##### Data in this exercise #####

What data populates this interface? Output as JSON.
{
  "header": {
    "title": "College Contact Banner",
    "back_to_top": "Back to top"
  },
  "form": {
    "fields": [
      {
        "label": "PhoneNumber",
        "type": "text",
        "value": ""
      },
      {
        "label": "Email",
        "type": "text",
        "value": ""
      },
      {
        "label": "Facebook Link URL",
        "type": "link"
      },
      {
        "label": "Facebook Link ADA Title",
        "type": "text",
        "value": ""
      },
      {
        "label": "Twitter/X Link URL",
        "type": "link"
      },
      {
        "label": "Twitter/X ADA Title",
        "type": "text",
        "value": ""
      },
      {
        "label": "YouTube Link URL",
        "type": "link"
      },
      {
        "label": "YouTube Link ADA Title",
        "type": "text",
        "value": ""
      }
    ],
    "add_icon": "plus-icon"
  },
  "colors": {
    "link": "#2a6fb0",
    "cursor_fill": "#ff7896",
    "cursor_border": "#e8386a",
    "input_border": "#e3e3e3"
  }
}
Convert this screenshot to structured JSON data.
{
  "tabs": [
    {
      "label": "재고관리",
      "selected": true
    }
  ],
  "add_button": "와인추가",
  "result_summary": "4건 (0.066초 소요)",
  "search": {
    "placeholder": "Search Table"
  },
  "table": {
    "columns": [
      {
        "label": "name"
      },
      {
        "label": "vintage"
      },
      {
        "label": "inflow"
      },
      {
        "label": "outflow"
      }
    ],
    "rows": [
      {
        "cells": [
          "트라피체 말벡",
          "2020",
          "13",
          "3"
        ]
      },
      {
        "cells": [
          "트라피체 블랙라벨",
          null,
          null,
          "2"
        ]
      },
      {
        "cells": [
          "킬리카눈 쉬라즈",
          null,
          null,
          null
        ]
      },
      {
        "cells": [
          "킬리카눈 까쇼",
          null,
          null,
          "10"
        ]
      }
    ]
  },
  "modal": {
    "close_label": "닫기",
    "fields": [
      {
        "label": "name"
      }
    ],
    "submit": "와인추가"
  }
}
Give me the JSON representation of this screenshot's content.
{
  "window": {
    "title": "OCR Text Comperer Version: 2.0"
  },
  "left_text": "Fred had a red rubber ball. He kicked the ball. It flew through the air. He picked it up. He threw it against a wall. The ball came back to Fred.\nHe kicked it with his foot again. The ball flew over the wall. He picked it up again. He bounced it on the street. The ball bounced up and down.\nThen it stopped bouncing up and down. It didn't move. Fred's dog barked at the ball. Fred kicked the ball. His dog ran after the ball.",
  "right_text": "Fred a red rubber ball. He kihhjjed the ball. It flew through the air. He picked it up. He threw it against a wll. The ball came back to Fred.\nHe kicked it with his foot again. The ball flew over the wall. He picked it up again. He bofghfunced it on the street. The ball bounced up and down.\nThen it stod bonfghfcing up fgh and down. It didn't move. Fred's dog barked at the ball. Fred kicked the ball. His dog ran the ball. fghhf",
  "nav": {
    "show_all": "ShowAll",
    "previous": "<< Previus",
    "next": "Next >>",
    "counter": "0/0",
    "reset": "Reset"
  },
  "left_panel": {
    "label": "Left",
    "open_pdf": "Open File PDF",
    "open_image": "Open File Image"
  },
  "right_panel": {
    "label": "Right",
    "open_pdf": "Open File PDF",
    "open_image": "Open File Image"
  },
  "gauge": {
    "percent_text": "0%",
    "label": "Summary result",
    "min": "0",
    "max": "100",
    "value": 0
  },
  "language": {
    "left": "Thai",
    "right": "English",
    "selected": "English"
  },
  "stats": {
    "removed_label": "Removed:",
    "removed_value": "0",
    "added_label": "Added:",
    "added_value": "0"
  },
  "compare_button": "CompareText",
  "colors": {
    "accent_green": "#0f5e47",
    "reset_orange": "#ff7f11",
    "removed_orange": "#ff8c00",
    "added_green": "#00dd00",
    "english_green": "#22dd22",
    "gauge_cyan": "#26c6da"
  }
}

#####

Return all the data above once more, precisely as given.

* Final result *
What data populates this interface? Output as JSON.
{
  "header": {
    "title": "College Contact Banner",
    "back_to_top": "Back to top"
  },
  "form": {
    "fields": [
      {
        "label": "PhoneNumber",
        "type": "text",
        "value": ""
      },
      {
        "label": "Email",
        "type": "text",
        "value": ""
      },
      {
        "label": "Facebook Link URL",
        "type": "link"
      },
      {
        "label": "Facebook Link ADA Title",
        "type": "text",
        "value": ""
      },
      {
        "label": "Twitter/X Link URL",
        "type": "link"
      },
      {
        "label": "Twitter/X ADA Title",
        "type": "text",
        "value": ""
      },
      {
        "label": "YouTube Link URL",
        "type": "link"
      },
      {
        "label": "YouTube Link ADA Title",
        "type": "text",
        "value": ""
      }
    ],
    "add_icon": "plus-icon"
  },
  "colors": {
    "link": "#2a6fb0",
    "cursor_fill": "#ff7896",
    "cursor_border": "#e8386a",
    "input_border": "#e3e3e3"
  }
}
Convert this screenshot to structured JSON data.
{
  "tabs": [
    {
      "label": "재고관리",
      "selected": true
    }
  ],
  "add_button": "와인추가",
  "result_summary": "4건 (0.066초 소요)",
  "search": {
    "placeholder": "Search Table"
  },
  "table": {
    "columns": [
      {
        "label": "name"
      },
      {
        "label": "vintage"
      },
      {
        "label": "inflow"
      },
      {
        "label": "outflow"
      }
    ],
    "rows": [
      {
        "cells": [
          "트라피체 말벡",
          "2020",
          "13",
          "3"
        ]
      },
      {
        "cells": [
          "트라피체 블랙라벨",
          null,
          null,
          "2"
        ]
      },
      {
        "cells": [
          "킬리카눈 쉬라즈",
          null,
          null,
          null
        ]
      },
      {
        "cells": [
          "킬리카눈 까쇼",
          null,
          null,
          "10"
        ]
      }
    ]
  },
  "modal": {
    "close_label": "닫기",
    "fields": [
      {
        "label": "name"
      }
    ],
    "submit": "와인추가"
  }
}
Give me the JSON representation of this screenshot's content.
{
  "window": {
    "title": "OCR Text Comperer Version: 2.0"
  },
  "left_text": "Fred had a red rubber ball. He kicked the ball. It flew through the air. He picked it up. He threw it against a wall. The ball came back to Fred.\nHe kicked it with his foot again. The ball flew over the wall. He picked it up again. He bounced it on the street. The ball bounced up and down.\nThen it stopped bouncing up and down. It didn't move. Fred's dog barked at the ball. Fred kicked the ball. His dog ran after the ball.",
  "right_text": "Fred a red rubber ball. He kihhjjed the ball. It flew through the air. He picked it up. He threw it against a wll. The ball came back to Fred.\nHe kicked it with his foot again. The ball flew over the wall. He picked it up again. He bofghfunced it on the street. The ball bounced up and down.\nThen it stod bonfghfcing up fgh and down. It didn't move. Fred's dog barked at the ball. Fred kicked the ball. His dog ran the ball. fghhf",
  "nav": {
    "show_all": "ShowAll",
    "previous": "<< Previus",
    "next": "Next >>",
    "counter": "0/0",
    "reset": "Reset"
  },
  "left_panel": {
    "label": "Left",
    "open_pdf": "Open File PDF",
    "open_image": "Open File Image"
  },
  "right_panel": {
    "label": "Right",
    "open_pdf": "Open File PDF",
    "open_image": "Open File Image"
  },
  "gauge": {
    "percent_text": "0%",
    "label": "Summary result",
    "min": "0",
    "max": "100",
    "value": 0
  },
  "language": {
    "left": "Thai",
    "right": "English",
    "selected": "English"
  },
  "stats": {
    "removed_label": "Removed:",
    "removed_value": "0",
    "added_label": "Added:",
    "added_value": "0"
  },
  "compare_button": "CompareText",
  "colors": {
    "accent_green": "#0f5e47",
    "reset_orange": "#ff7f11",
    "removed_orange": "#ff8c00",
    "added_green": "#00dd00",
    "english_green": "#22dd22",
    "gauge_cyan": "#26c6da"
  }
}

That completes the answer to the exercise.